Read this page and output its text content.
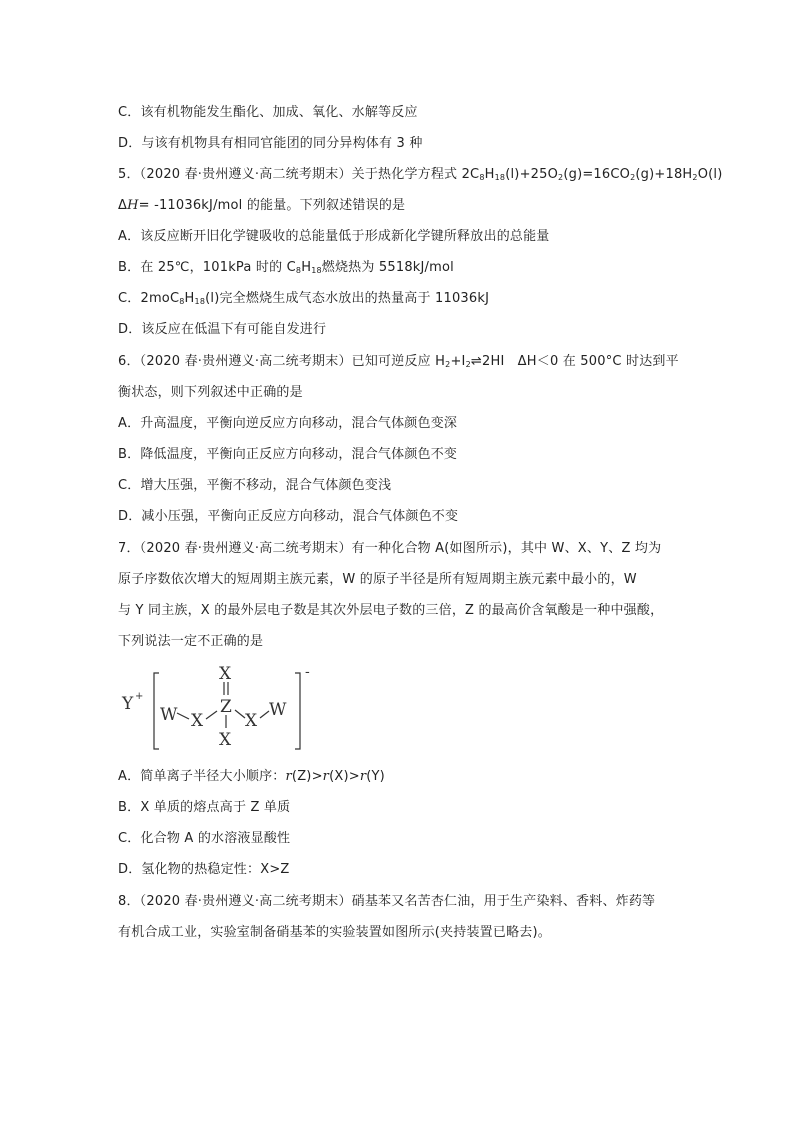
C．该有机物能发生酯化、加成、氧化、水解等反应
D．与该有机物具有相同官能团的同分异构体有 3 种
5．（2020 春·贵州遵义·高二统考期末）关于热化学方程式 $2C_8H_{18}(l)+25O_2(g)=16CO_2(g)+18H_2O(l)$
ΔH= -11036kJ/mol 的能量。下列叙述错误的是
A．该反应断开旧化学键吸收的总能量低于形成新化学键所释放出的总能量
B．在 25℃，101kPa 时的 $C_8H_{18}$燃烧热为 5518kJ/mol
C．$2moC_8H_{18}(l)$完全燃烧生成气态水放出的热量高于 11036kJ
D．该反应在低温下有可能自发进行
6．（2020 春·贵州遵义·高二统考期末）已知可逆反应 $H_2+I_2\rightleftharpoons 2HI$　ΔH＜0 在 500°C 时达到平
衡状态，则下列叙述中正确的是
A．升高温度，平衡向逆反应方向移动，混合气体颜色变深
B．降低温度，平衡向正反应方向移动，混合气体颜色不变
C．增大压强，平衡不移动，混合气体颜色变浅
D．减小压强，平衡向正反应方向移动，混合气体颜色不变
7．（2020 春·贵州遵义·高二统考期末）有一种化合物 A(如图所示)，其中 W、X、Y、Z 均为
原子序数依次增大的短周期主族元素，W 的原子半径是所有短周期主族元素中最小的，W
与 Y 同主族，X 的最外层电子数是其次外层电子数的三倍，Z 的最高价含氧酸是一种中强酸，
下列说法一定不正确的是
Y +
W X
X
Z
X
X
W
-
A．简单离子半径大小顺序：r(Z)>r(X)>r(Y)
B．X 单质的熔点高于 Z 单质
C．化合物 A 的水溶液显酸性
D．氢化物的热稳定性：X>Z
8．（2020 春·贵州遵义·高二统考期末）硝基苯又名苦杏仁油，用于生产染料、香料、炸药等
有机合成工业，实验室制备硝基苯的实验装置如图所示(夹持装置已略去)。
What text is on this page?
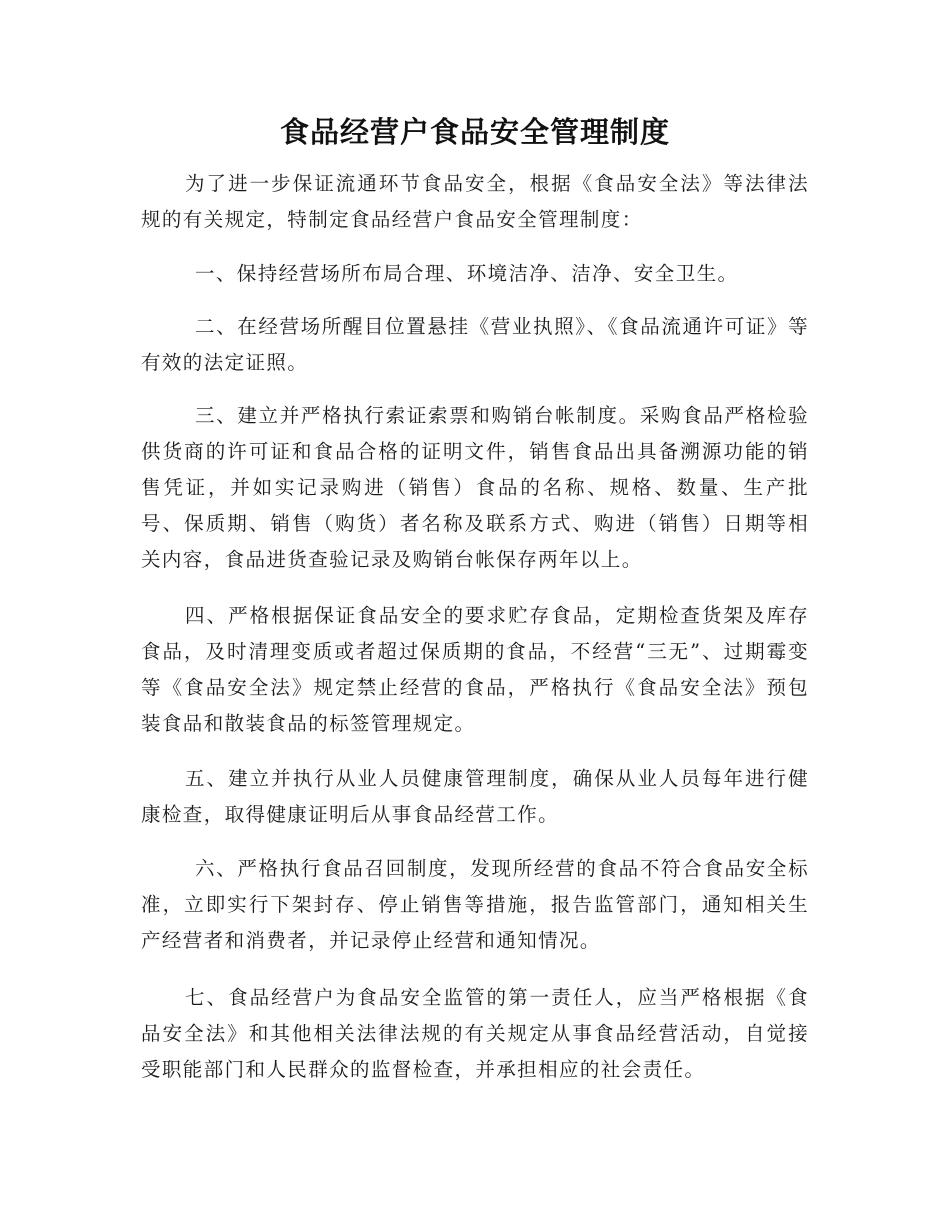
食品经营户食品安全管理制度

为了进一步保证流通环节食品安全，根据《食品安全法》等法律法规的有关规定，特制定食品经营户食品安全管理制度：

一、保持经营场所布局合理、环境洁净、洁净、安全卫生。

二、在经营场所醒目位置悬挂《营业执照》、《食品流通许可证》等有效的法定证照。

三、建立并严格执行索证索票和购销台帐制度。采购食品严格检验供货商的许可证和食品合格的证明文件，销售食品出具备溯源功能的销售凭证，并如实记录购进（销售）食品的名称、规格、数量、生产批号、保质期、销售（购货）者名称及联系方式、购进（销售）日期等相关内容，食品进货查验记录及购销台帐保存两年以上。

四、严格根据保证食品安全的要求贮存食品，定期检查货架及库存食品，及时清理变质或者超过保质期的食品，不经营“三无”、过期霉变等《食品安全法》规定禁止经营的食品，严格执行《食品安全法》预包装食品和散装食品的标签管理规定。

五、建立并执行从业人员健康管理制度，确保从业人员每年进行健康检查，取得健康证明后从事食品经营工作。

六、严格执行食品召回制度，发现所经营的食品不符合食品安全标准，立即实行下架封存、停止销售等措施，报告监管部门，通知相关生产经营者和消费者，并记录停止经营和通知情况。

七、食品经营户为食品安全监管的第一责任人，应当严格根据《食品安全法》和其他相关法律法规的有关规定从事食品经营活动，自觉接受职能部门和人民群众的监督检查，并承担相应的社会责任。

● ● ● ● ●

# Your instructions
Drop the pictures, then write out only the lines running from the one containing "What text is on this page?" through the last line above, both included, exactly.

# Reply to the exercise
What text is on this page?
食品经营户食品安全管理制度

为了进一步保证流通环节食品安全，根据《食品安全法》等法律法规的有关规定，特制定食品经营户食品安全管理制度：

一、保持经营场所布局合理、环境洁净、洁净、安全卫生。

二、在经营场所醒目位置悬挂《营业执照》、《食品流通许可证》等有效的法定证照。

三、建立并严格执行索证索票和购销台帐制度。采购食品严格检验供货商的许可证和食品合格的证明文件，销售食品出具备溯源功能的销售凭证，并如实记录购进（销售）食品的名称、规格、数量、生产批号、保质期、销售（购货）者名称及联系方式、购进（销售）日期等相关内容，食品进货查验记录及购销台帐保存两年以上。

四、严格根据保证食品安全的要求贮存食品，定期检查货架及库存食品，及时清理变质或者超过保质期的食品，不经营“三无”、过期霉变等《食品安全法》规定禁止经营的食品，严格执行《食品安全法》预包装食品和散装食品的标签管理规定。

五、建立并执行从业人员健康管理制度，确保从业人员每年进行健康检查，取得健康证明后从事食品经营工作。

六、严格执行食品召回制度，发现所经营的食品不符合食品安全标准，立即实行下架封存、停止销售等措施，报告监管部门，通知相关生产经营者和消费者，并记录停止经营和通知情况。

七、食品经营户为食品安全监管的第一责任人，应当严格根据《食品安全法》和其他相关法律法规的有关规定从事食品经营活动，自觉接受职能部门和人民群众的监督检查，并承担相应的社会责任。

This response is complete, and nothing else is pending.